Copy out each line featuring the string "underlying" from the entries beneath.

--- Begin ---

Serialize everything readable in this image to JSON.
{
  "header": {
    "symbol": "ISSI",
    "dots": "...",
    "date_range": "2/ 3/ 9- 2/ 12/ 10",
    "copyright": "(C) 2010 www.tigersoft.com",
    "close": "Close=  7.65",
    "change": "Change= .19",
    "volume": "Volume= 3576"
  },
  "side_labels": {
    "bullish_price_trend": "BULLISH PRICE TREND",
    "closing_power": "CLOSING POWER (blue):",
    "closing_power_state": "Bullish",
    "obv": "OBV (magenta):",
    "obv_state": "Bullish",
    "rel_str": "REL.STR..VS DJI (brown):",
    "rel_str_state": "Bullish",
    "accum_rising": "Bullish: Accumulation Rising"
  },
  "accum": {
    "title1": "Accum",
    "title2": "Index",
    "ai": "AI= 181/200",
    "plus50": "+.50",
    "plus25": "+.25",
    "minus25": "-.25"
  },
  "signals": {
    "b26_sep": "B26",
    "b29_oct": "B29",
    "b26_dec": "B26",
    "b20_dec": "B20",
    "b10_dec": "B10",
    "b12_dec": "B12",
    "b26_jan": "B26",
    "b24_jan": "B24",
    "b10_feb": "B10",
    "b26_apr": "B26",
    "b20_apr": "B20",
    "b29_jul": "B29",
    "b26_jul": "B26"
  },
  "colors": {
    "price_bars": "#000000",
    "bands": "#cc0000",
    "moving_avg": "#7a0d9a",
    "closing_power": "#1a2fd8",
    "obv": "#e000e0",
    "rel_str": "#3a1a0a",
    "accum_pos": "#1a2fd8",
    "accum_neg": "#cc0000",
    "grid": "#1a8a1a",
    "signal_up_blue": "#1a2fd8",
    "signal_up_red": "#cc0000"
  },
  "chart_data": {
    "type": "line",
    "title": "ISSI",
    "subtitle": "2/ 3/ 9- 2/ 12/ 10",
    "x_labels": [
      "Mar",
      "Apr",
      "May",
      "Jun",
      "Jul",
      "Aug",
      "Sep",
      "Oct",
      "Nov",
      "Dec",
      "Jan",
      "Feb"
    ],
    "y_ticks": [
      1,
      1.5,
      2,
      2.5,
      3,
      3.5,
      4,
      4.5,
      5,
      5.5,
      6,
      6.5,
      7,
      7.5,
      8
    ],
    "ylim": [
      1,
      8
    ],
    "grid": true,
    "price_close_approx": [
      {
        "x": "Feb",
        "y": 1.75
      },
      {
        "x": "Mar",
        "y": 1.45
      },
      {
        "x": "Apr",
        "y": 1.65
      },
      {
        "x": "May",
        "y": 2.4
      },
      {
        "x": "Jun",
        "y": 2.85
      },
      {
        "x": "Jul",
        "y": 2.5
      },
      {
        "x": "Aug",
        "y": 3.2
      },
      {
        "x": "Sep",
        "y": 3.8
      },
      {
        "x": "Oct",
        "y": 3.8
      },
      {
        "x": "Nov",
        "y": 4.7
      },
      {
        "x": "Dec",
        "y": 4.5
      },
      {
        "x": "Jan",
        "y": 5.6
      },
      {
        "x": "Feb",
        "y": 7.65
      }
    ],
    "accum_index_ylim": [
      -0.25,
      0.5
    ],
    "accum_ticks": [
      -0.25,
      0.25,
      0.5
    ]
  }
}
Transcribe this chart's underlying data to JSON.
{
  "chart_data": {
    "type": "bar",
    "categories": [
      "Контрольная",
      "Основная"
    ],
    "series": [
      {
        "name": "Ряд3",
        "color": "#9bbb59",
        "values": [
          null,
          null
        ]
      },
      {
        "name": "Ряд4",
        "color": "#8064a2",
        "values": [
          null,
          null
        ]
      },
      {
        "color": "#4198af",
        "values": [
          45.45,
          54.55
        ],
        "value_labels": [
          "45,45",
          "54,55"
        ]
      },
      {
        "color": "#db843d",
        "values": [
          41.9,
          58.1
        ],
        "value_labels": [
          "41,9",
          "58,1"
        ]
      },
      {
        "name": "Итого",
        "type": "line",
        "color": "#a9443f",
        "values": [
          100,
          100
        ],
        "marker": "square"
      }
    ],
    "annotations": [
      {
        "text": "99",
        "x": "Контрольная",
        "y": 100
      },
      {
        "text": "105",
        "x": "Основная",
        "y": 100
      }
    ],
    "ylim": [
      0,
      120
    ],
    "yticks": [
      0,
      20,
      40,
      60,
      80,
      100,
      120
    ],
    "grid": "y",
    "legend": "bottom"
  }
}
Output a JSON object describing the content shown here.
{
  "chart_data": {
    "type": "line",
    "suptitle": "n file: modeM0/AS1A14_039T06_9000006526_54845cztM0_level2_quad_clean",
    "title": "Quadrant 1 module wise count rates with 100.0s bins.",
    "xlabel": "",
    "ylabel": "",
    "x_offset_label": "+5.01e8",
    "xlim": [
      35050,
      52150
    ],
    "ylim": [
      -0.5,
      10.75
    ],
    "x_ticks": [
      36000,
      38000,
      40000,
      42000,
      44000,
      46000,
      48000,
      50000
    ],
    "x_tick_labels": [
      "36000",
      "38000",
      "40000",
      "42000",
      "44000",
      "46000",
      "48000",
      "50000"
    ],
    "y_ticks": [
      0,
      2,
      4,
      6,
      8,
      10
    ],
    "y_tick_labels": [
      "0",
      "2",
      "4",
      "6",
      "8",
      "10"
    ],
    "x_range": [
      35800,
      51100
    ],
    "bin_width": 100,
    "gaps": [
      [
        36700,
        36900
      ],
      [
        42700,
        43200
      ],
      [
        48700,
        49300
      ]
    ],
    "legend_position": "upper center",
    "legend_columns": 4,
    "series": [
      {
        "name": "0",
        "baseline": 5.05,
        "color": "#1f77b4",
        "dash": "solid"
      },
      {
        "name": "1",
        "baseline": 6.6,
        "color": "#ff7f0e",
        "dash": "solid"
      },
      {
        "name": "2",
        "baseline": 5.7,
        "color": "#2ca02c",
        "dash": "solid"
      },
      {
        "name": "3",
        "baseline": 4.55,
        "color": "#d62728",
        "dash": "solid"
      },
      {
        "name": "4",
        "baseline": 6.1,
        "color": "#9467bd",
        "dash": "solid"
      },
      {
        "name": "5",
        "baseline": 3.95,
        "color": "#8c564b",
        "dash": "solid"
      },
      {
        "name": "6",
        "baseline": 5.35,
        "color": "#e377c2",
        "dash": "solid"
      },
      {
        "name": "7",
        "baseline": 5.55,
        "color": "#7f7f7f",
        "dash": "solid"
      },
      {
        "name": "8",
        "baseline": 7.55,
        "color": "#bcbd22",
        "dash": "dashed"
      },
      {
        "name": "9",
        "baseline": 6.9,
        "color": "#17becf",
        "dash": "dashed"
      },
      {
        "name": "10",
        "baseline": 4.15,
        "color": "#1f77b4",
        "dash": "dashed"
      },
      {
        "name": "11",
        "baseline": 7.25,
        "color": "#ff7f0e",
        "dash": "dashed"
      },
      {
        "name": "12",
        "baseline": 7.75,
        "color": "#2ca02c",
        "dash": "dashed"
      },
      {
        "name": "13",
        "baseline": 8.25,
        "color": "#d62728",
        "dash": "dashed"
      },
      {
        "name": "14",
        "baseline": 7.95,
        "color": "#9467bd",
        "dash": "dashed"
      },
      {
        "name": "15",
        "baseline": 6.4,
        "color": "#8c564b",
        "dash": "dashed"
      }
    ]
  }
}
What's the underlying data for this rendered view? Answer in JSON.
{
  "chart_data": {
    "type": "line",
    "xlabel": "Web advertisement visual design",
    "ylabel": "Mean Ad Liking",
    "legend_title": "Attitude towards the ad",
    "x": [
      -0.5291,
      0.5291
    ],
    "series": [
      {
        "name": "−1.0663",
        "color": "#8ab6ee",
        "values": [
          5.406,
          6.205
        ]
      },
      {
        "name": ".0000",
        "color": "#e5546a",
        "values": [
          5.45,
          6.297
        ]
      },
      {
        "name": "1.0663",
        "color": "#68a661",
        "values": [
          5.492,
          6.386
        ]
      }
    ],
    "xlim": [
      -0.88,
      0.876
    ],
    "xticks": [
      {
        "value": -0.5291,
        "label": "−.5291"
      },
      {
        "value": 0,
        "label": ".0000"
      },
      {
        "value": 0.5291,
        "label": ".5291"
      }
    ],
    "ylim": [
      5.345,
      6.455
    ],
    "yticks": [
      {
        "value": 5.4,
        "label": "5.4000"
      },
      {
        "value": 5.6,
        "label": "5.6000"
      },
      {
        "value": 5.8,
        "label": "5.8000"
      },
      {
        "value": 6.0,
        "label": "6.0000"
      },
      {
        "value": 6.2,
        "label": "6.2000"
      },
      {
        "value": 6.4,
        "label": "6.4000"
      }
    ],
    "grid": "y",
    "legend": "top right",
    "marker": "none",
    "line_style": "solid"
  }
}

--- End ---

=== Output for this task ===
Transcribe this chart's underlying data to JSON.
What's the underlying data for this rendered view? Answer in JSON.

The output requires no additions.